L’hétérogénéité de l'Afrique, une complexité passionnante [Tribune]

"L'Afrique ? Un «pays» immense où tous les gens se ressemblent ont le même mode de vie, la même culture et par conséquent, peut s'appréhender de manière parfaitement homogène. Une telle affirmation, quelquefois formulée d'un ton fort péremptoire en Europe, constitue l'une des idées préconçues les plus erronées que six années vécues et travaillées à l'île Maurice, au Maroc, au Kenya, au Togo, au Mali et au Burkina Faso m'autorisent à réfuter énergiquement"... Tribune de Christian Kazumba, directeur régional Afrique du Nord et de l'Ouest du Congo Millenium Business Club.
(Crédits : DR)

Cinquante-quatre états, deux mille langues, mille groupes ethniques, trente millions de kilomètres carrés constituent les principales caractéristiques d'un continent qui s'étend sur plus de 20% des terres émergées de la planète.

__Votre tâche__. D'après la tribune sur l'hétérogénéité de l'Afrique, quelle part des terres émergées de la planète le continent africain occupe-t-il ?

__Extrait de données__.
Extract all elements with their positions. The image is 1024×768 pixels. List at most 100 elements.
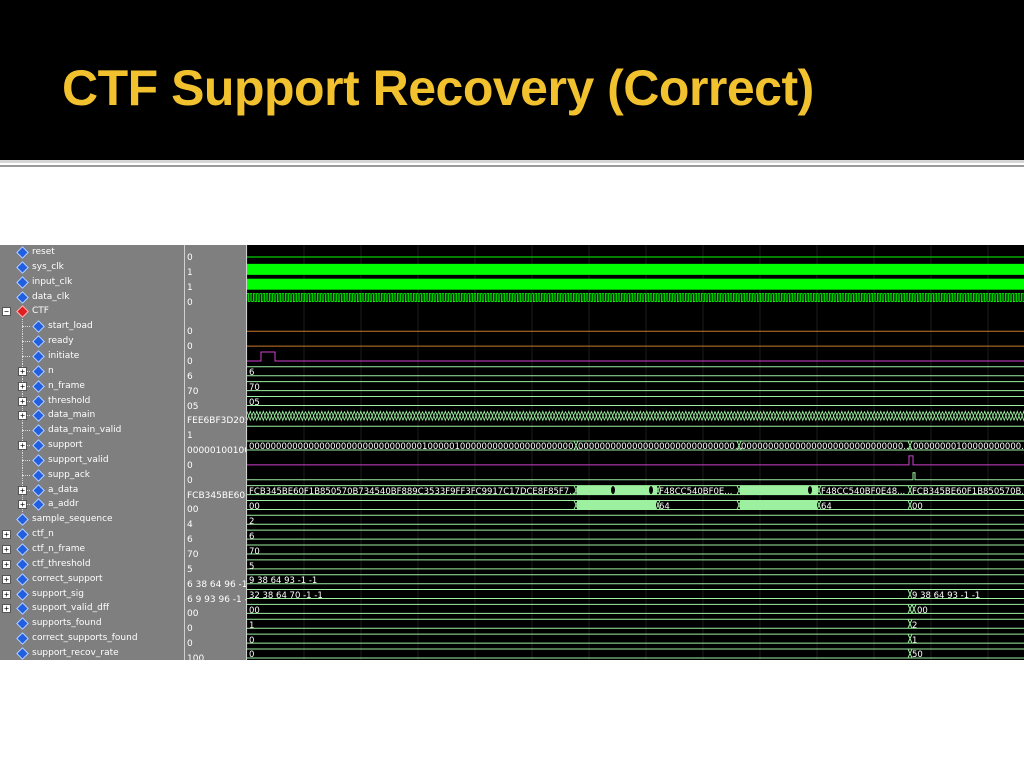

__La solution__. Plus de 20 % des terres émergées de la planète.